## start Given data
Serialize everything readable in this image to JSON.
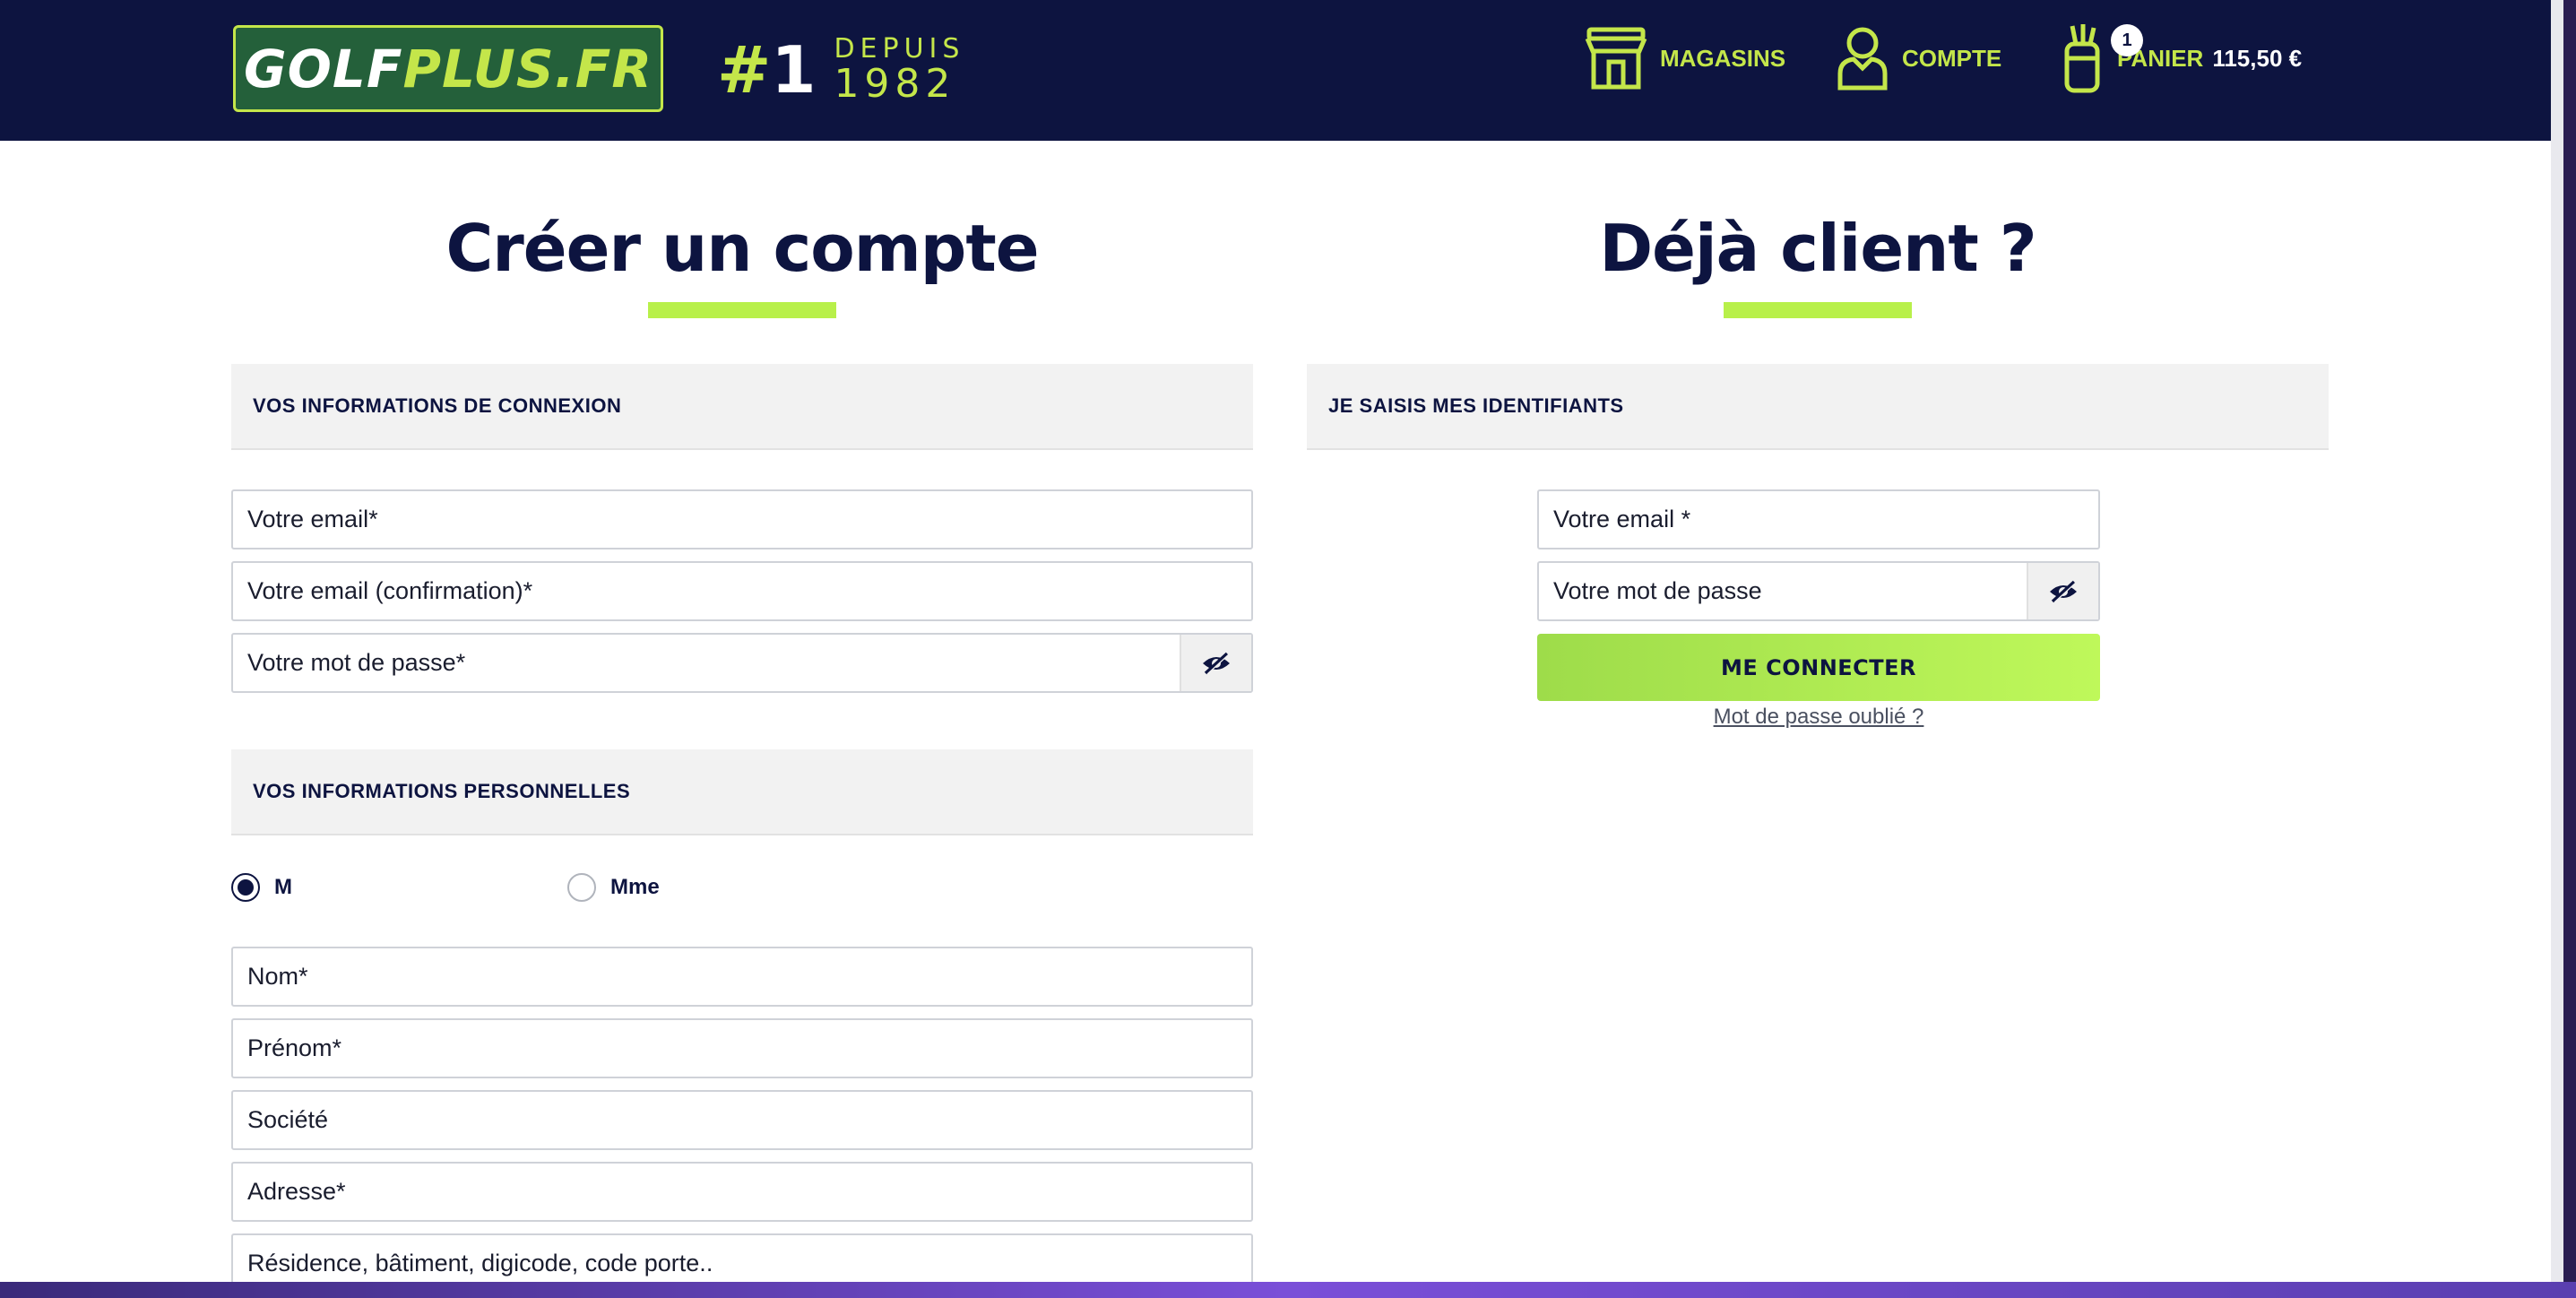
{
  "header": {
    "logo": {
      "part1": "GOLF",
      "part2": "PLUS.FR"
    },
    "tagline": {
      "rank": "#",
      "rank_number": "1",
      "since": "DEPUIS",
      "year": "1982"
    },
    "nav": {
      "stores_label": "MAGASINS",
      "account_label": "COMPTE",
      "cart_label": "PANIER",
      "cart_amount": "115,50 €",
      "cart_count": "1"
    },
    "colors": {
      "navy": "#0d1440",
      "lime": "#c4e64a"
    },
    "icons": {
      "stores": "store-icon",
      "account": "user-icon",
      "cart": "golf-bag-icon"
    }
  },
  "register": {
    "title": "Créer un compte",
    "login_info_heading": "VOS INFORMATIONS DE CONNEXION",
    "email_placeholder": "Votre email*",
    "email_confirm_placeholder": "Votre email (confirmation)*",
    "password_placeholder": "Votre mot de passe*",
    "personal_info_heading": "VOS INFORMATIONS PERSONNELLES",
    "civility": {
      "option_m": "M",
      "option_mme": "Mme",
      "selected": "M"
    },
    "lastname_placeholder": "Nom*",
    "firstname_placeholder": "Prénom*",
    "company_placeholder": "Société",
    "address_placeholder": "Adresse*",
    "address2_placeholder": "Résidence, bâtiment, digicode, code porte.."
  },
  "login": {
    "title": "Déjà client ?",
    "heading": "JE SAISIS MES IDENTIFIANTS",
    "email_placeholder": "Votre email *",
    "password_placeholder": "Votre mot de passe",
    "submit_label": "ME CONNECTER",
    "forgot_label": "Mot de passe oublié ?"
  }
}
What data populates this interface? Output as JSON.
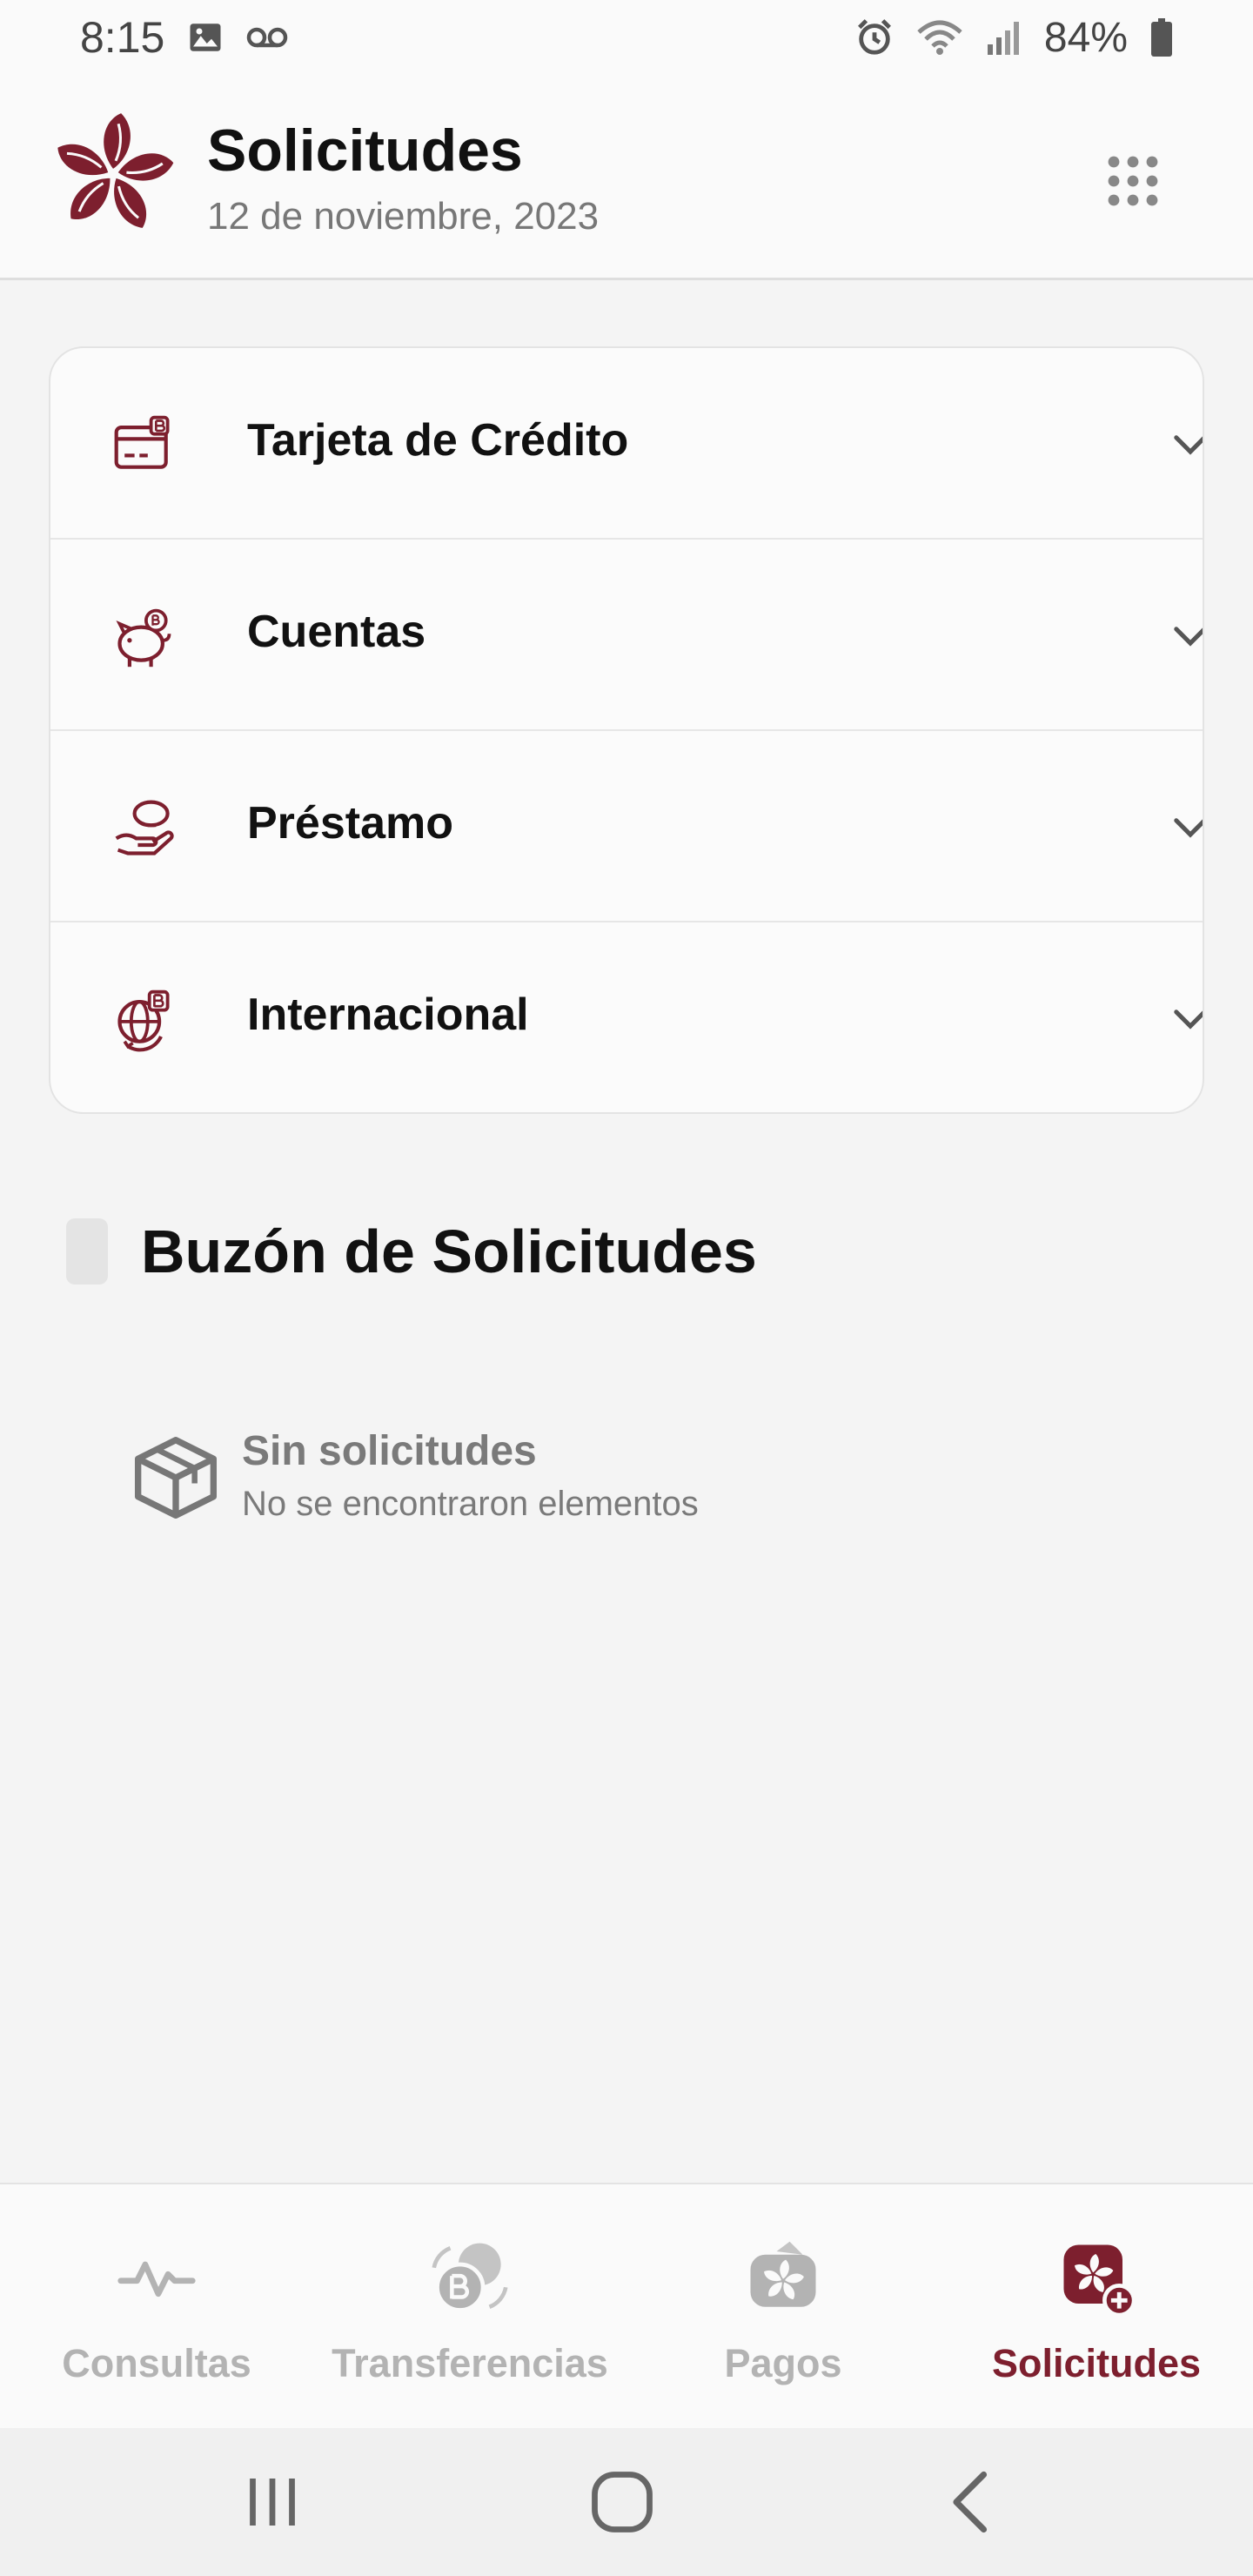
{
  "status_bar": {
    "time": "8:15",
    "battery": "84%",
    "icons": [
      "image-icon",
      "voicemail-icon",
      "alarm-icon",
      "wifi-icon",
      "signal-icon",
      "battery-icon"
    ]
  },
  "header": {
    "title": "Solicitudes",
    "date": "12 de noviembre, 2023"
  },
  "colors": {
    "brand": "#7d1f2e",
    "inactive": "#b3b3b3"
  },
  "requests": [
    {
      "label": "Tarjeta de Crédito",
      "icon": "credit-card-icon"
    },
    {
      "label": "Cuentas",
      "icon": "piggy-bank-icon"
    },
    {
      "label": "Préstamo",
      "icon": "hand-coin-icon"
    },
    {
      "label": "Internacional",
      "icon": "globe-icon"
    }
  ],
  "inbox": {
    "title": "Buzón de Solicitudes",
    "empty_title": "Sin solicitudes",
    "empty_subtitle": "No se encontraron elementos"
  },
  "bottom_nav": {
    "items": [
      {
        "label": "Consultas",
        "icon": "activity-icon",
        "active": false
      },
      {
        "label": "Transferencias",
        "icon": "transfer-icon",
        "active": false
      },
      {
        "label": "Pagos",
        "icon": "payments-icon",
        "active": false
      },
      {
        "label": "Solicitudes",
        "icon": "requests-icon",
        "active": true
      }
    ]
  }
}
## end Given data
Work to do
Look through the material above and pick out each line holding the word "INFORMATIONS".

Exercise result
    "login_info_heading": "VOS INFORMATIONS DE CONNEXION",
    "personal_info_heading": "VOS INFORMATIONS PERSONNELLES",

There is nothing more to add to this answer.